> _AIM OF THE EXERCISE_
Pull out each line of the records holding the string "按原价执行".

> _RECORDS FOR THIS TASK_
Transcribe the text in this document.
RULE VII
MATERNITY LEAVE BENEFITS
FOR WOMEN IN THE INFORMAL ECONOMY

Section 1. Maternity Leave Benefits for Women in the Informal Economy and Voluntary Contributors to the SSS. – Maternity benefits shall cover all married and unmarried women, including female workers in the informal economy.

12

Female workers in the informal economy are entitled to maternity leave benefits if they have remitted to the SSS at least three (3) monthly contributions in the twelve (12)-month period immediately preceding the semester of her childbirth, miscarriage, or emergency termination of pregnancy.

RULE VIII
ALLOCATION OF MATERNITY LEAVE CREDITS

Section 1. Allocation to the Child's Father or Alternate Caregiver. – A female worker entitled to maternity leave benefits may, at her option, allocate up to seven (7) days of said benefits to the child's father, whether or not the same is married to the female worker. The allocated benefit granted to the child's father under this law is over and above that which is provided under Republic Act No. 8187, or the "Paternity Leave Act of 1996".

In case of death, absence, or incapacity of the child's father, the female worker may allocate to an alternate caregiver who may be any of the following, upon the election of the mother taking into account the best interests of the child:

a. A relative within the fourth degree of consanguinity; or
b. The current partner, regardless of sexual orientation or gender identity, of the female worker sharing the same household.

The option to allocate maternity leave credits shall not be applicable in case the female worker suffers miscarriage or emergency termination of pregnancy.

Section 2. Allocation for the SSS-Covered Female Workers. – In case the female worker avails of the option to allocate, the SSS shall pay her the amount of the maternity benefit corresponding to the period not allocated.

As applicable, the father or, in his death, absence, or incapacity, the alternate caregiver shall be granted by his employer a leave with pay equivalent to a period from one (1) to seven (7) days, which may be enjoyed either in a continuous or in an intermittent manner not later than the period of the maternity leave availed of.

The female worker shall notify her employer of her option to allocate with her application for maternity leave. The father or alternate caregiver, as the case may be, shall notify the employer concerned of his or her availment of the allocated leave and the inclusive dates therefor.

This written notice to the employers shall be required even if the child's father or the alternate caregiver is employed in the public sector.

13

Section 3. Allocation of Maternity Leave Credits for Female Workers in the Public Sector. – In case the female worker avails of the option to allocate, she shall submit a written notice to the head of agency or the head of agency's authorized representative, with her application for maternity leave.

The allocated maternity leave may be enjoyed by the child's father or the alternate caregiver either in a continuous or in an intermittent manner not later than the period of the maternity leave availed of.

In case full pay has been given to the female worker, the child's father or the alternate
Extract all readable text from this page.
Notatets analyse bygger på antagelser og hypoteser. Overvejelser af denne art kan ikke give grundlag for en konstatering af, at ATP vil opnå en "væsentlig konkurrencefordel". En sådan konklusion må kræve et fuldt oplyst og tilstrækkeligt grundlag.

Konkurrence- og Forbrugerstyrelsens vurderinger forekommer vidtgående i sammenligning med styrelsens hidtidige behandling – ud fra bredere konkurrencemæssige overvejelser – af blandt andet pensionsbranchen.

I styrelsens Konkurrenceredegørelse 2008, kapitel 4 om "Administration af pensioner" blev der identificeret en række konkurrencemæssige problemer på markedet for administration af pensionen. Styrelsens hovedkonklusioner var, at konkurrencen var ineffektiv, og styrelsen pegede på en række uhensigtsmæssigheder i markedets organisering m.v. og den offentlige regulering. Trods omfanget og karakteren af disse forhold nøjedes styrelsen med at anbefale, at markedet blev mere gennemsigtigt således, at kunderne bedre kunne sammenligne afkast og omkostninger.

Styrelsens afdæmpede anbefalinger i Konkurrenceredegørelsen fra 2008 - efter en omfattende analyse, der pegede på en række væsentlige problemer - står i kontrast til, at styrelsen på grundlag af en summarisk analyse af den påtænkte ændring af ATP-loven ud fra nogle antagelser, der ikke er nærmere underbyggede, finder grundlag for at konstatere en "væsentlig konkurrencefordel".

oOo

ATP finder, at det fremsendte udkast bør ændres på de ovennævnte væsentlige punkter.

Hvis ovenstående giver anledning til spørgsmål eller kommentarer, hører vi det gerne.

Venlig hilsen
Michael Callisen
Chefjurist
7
---
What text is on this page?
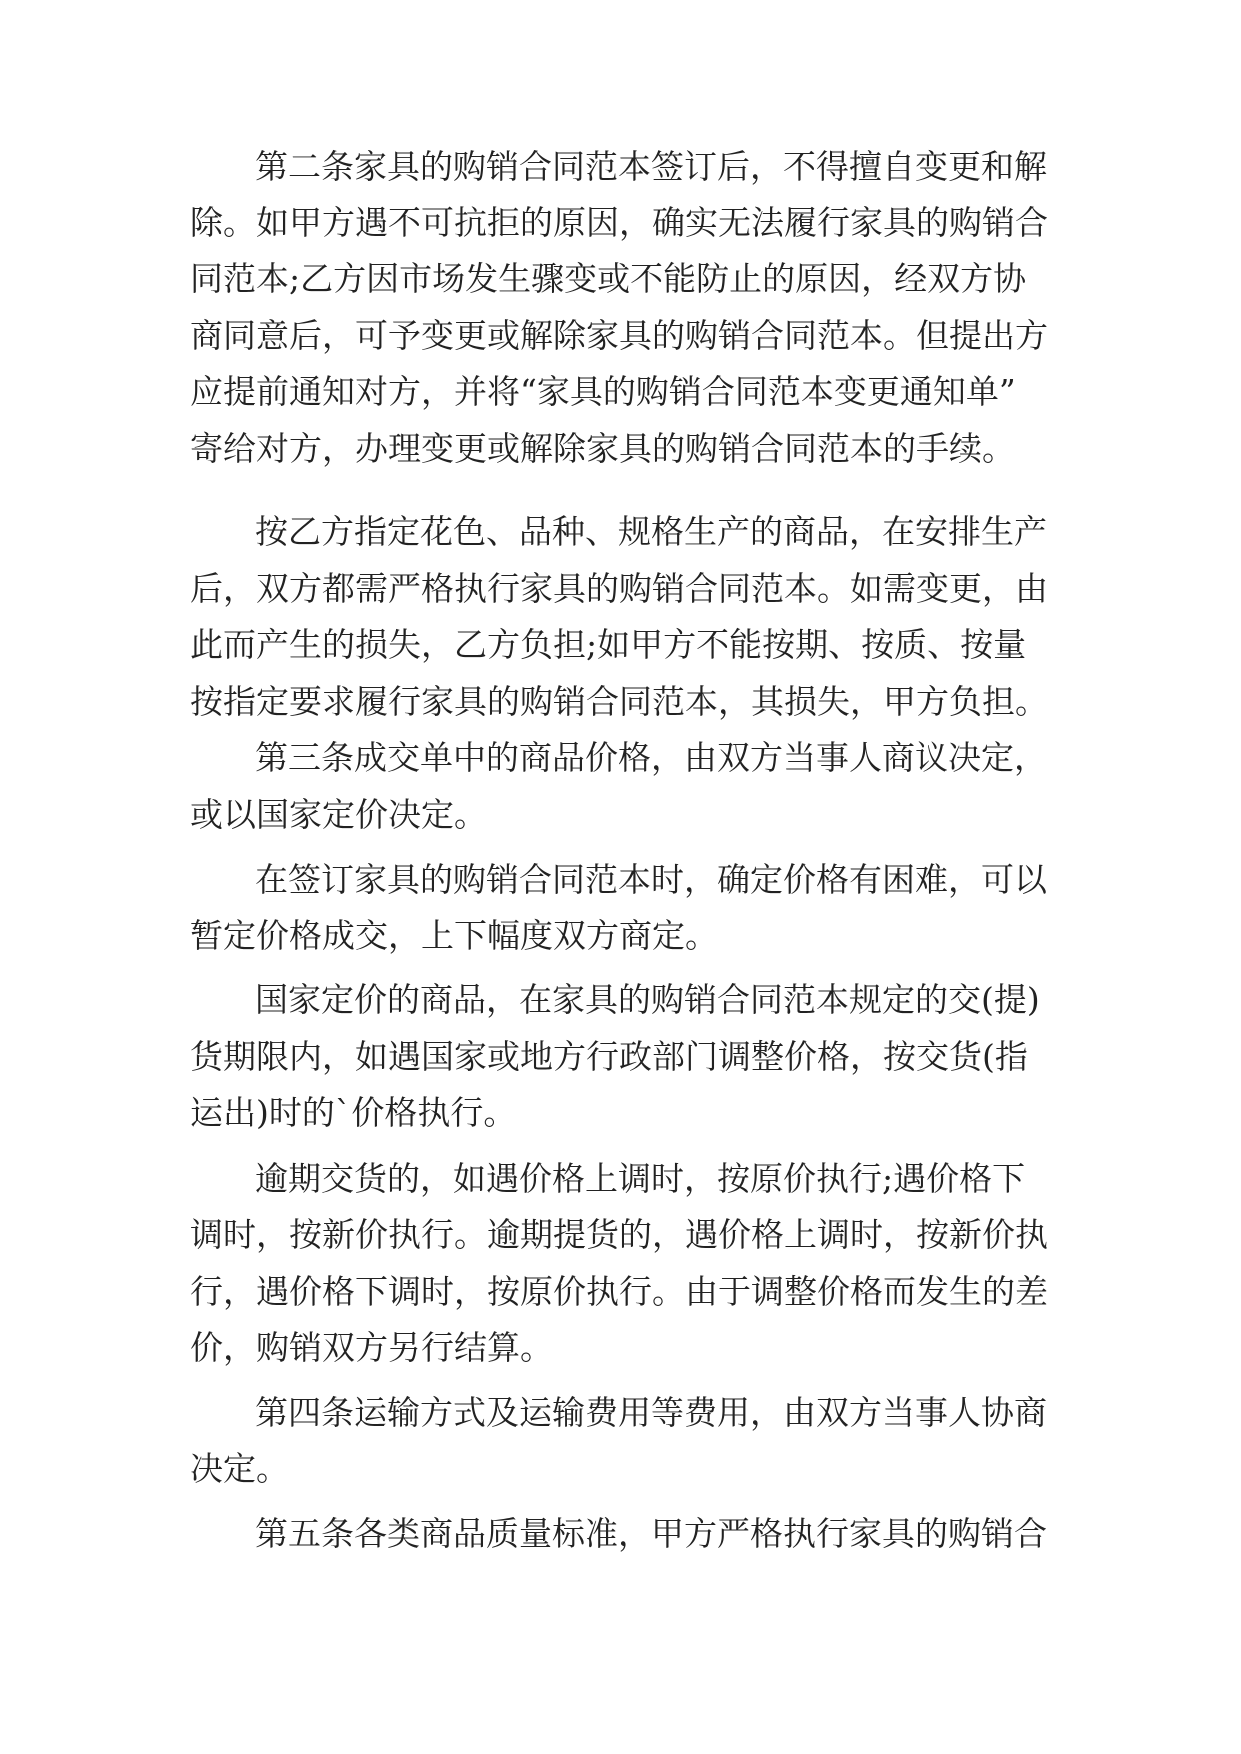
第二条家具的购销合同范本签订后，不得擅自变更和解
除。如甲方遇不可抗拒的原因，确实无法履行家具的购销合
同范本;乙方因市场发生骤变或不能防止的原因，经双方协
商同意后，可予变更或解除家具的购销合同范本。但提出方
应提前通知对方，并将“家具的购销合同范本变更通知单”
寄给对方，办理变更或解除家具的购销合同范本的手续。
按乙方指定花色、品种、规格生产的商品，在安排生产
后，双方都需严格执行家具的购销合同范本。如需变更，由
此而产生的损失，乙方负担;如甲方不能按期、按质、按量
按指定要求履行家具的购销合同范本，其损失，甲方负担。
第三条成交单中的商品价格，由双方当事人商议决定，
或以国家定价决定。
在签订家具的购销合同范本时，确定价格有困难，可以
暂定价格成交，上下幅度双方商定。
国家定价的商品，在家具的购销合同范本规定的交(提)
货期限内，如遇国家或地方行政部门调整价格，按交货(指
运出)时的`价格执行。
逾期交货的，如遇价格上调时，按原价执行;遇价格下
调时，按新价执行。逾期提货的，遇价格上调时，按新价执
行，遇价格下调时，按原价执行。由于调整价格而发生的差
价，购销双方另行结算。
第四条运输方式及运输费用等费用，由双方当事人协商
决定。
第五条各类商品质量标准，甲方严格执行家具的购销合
...
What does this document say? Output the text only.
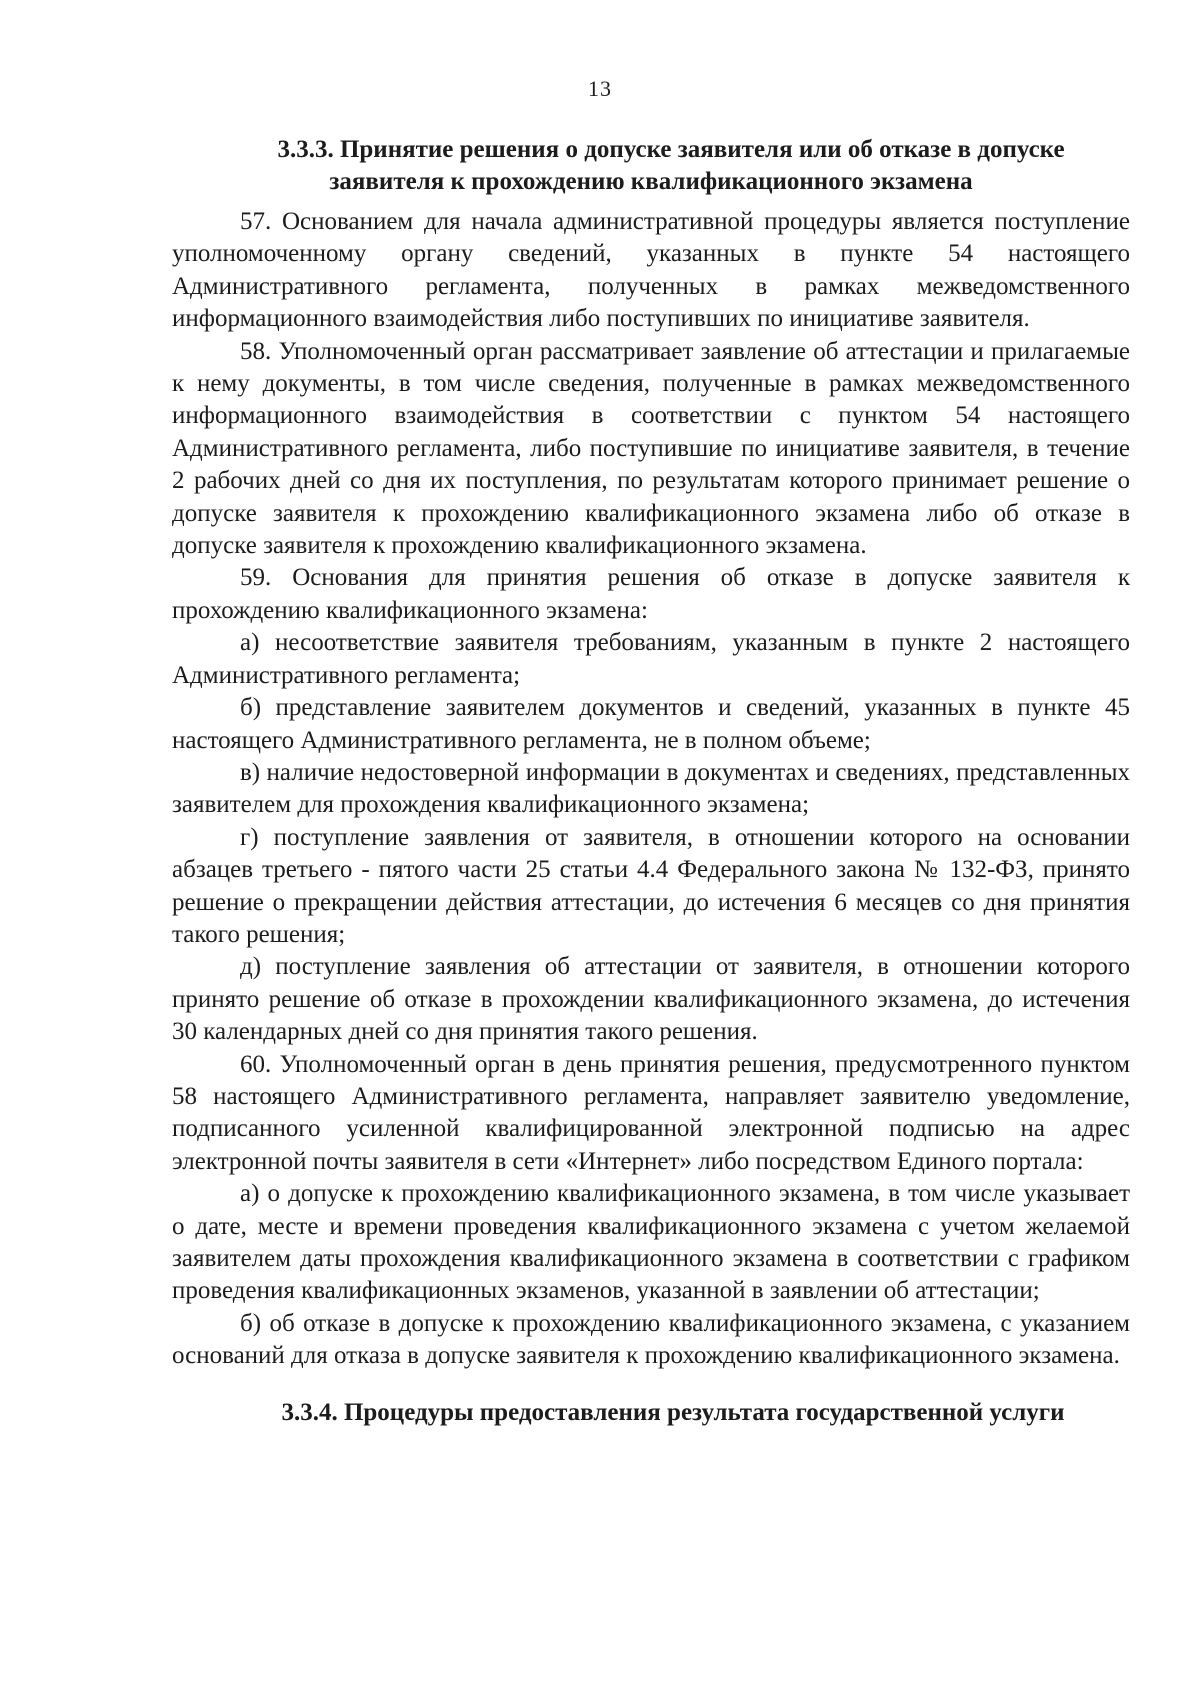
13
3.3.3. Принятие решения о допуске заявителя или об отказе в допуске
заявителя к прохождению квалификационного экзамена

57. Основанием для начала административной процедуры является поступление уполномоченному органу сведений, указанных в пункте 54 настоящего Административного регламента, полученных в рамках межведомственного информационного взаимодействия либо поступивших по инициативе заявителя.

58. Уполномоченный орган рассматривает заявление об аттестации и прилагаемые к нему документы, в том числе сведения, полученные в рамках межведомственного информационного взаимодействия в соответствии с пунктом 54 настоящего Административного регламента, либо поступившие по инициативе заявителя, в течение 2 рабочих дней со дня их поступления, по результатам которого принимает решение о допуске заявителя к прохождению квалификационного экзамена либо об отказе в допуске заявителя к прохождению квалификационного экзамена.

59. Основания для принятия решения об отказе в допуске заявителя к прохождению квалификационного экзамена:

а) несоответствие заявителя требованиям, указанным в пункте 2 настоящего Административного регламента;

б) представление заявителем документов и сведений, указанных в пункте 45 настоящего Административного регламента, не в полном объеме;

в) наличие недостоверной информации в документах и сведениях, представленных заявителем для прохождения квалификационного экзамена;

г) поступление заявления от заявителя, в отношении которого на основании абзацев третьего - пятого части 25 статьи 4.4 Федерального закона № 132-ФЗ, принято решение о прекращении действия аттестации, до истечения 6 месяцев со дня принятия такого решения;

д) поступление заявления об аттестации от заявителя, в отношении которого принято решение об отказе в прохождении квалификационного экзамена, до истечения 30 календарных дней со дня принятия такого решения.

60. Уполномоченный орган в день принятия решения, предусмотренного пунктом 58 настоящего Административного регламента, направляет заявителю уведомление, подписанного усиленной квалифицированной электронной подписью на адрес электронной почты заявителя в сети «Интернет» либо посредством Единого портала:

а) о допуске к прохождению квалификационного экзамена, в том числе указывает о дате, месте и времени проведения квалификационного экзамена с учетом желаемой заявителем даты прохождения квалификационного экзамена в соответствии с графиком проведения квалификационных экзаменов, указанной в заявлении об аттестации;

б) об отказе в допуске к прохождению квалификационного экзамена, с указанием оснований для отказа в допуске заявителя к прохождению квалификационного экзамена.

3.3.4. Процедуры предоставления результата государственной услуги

> _EXERCISE RESPONSE_
逾期交货的，如遇价格上调时，按原价执行;遇价格下
行，遇价格下调时，按原价执行。由于调整价格而发生的差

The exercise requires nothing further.